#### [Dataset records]
****************************************

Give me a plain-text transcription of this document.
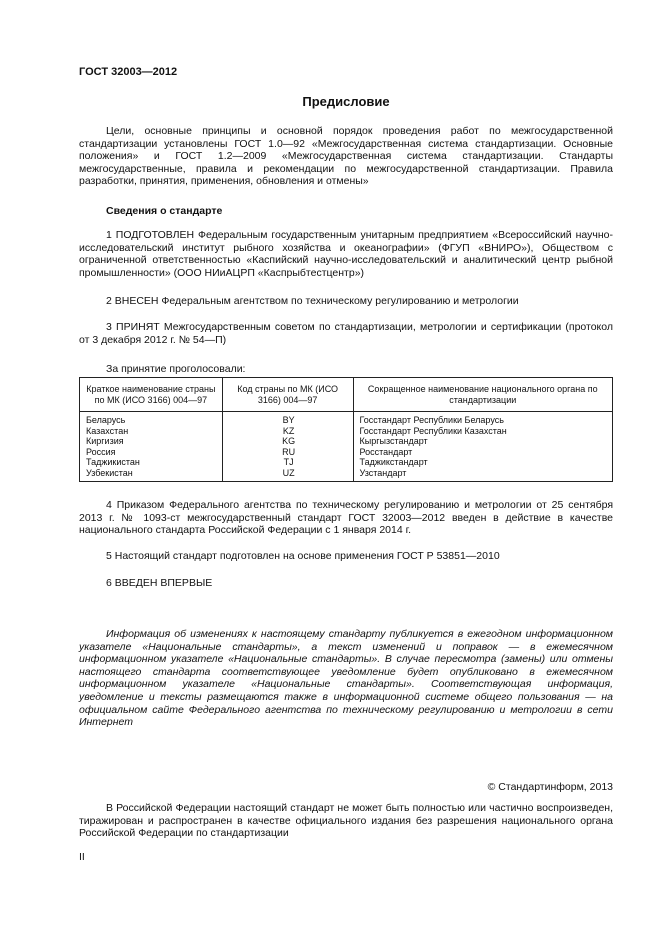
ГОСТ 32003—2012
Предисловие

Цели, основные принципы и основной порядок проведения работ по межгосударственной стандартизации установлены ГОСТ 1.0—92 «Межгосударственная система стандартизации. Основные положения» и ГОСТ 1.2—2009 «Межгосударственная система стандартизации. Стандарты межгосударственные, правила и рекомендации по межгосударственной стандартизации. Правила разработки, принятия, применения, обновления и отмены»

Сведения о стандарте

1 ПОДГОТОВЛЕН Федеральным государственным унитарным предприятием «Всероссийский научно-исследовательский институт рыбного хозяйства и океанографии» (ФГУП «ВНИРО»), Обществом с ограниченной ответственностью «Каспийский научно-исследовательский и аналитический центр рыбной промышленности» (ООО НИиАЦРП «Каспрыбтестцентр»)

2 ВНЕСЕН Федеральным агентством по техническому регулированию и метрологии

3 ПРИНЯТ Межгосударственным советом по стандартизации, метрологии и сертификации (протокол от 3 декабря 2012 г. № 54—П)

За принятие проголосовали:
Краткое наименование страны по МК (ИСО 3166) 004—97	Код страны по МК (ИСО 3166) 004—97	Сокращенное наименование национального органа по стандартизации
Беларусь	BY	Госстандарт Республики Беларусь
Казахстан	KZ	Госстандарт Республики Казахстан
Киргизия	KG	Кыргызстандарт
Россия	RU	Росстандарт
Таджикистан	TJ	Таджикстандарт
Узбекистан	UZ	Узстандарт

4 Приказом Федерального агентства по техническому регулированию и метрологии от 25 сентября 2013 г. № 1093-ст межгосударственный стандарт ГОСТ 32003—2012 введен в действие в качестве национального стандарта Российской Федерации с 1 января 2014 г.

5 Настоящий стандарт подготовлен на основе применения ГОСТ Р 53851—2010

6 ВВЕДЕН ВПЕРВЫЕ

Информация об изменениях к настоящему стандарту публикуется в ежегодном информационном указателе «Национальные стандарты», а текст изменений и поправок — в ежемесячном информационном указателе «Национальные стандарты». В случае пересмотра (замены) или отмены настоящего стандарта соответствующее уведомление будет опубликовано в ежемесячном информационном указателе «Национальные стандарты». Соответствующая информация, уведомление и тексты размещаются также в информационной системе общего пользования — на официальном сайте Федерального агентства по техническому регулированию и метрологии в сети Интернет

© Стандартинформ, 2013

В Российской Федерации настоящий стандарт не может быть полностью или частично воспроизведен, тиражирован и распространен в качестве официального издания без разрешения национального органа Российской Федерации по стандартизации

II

****************************************

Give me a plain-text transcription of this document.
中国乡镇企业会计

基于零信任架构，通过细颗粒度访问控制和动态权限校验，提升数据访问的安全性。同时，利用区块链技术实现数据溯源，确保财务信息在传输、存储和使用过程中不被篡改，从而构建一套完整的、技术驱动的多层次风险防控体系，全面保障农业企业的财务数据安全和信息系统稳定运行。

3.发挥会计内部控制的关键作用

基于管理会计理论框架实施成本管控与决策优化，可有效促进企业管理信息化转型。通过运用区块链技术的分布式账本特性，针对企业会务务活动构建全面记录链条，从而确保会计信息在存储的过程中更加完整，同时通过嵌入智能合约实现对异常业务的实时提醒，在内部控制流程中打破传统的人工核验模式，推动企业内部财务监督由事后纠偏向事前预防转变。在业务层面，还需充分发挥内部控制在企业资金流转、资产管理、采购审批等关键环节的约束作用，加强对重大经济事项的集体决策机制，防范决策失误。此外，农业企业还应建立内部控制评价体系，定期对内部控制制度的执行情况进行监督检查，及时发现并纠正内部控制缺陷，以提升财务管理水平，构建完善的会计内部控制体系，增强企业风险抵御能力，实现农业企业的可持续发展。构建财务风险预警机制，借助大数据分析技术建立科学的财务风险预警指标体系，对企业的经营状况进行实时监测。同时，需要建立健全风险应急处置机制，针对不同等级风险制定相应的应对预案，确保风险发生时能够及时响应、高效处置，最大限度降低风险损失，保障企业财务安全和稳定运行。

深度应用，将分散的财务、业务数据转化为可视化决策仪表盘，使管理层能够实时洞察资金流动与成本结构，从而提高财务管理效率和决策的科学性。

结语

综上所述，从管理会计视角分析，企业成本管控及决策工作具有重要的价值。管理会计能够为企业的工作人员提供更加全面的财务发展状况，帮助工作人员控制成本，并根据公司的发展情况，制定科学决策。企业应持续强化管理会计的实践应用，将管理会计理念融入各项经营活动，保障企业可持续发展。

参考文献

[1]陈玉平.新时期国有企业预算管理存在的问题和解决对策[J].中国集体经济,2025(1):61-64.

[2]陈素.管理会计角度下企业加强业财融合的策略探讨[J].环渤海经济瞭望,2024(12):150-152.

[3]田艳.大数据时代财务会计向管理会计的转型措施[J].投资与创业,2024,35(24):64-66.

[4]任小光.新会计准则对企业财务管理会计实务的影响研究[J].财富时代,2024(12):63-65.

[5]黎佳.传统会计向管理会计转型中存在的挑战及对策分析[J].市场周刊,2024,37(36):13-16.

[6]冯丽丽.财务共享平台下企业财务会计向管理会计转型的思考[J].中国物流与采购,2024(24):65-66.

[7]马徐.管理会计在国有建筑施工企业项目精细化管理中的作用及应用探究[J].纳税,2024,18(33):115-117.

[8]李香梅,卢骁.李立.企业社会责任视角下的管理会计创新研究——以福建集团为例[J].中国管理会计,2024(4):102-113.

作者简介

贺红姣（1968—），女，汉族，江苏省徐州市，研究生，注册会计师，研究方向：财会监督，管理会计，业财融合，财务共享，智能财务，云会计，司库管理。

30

****************************************

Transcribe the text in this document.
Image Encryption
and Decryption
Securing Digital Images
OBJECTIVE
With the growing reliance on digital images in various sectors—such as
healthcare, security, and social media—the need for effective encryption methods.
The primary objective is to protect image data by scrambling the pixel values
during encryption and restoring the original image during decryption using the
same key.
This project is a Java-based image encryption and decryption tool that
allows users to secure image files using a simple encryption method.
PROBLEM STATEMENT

****************************************

#### [Problem description]
Look through the entries and return every line where "стандартизации" appears.

#### [Task result]
Цели, основные принципы и основной порядок проведения работ по межгосударственной стандартизации установлены ГОСТ 1.0—92 «Межгосударственная система стандартизации. Основные положения» и ГОСТ 1.2—2009 «Межгосударственная система стандартизации. Стандарты межгосударственные, правила и рекомендации по межгосударственной стандартизации. Правила разработки, принятия, применения, обновления и отмены»
3 ПРИНЯТ Межгосударственным советом по стандартизации, метрологии и сертификации (протокол от 3 декабря 2012 г. № 54—П)
Краткое наименование страны по МК (ИСО 3166) 004—97	Код страны по МК (ИСО 3166) 004—97	Сокращенное наименование национального органа по стандартизации
В Российской Федерации настоящий стандарт не может быть полностью или частично воспроизведен, тиражирован и распространен в качестве официального издания без разрешения национального органа Российской Федерации по стандартизации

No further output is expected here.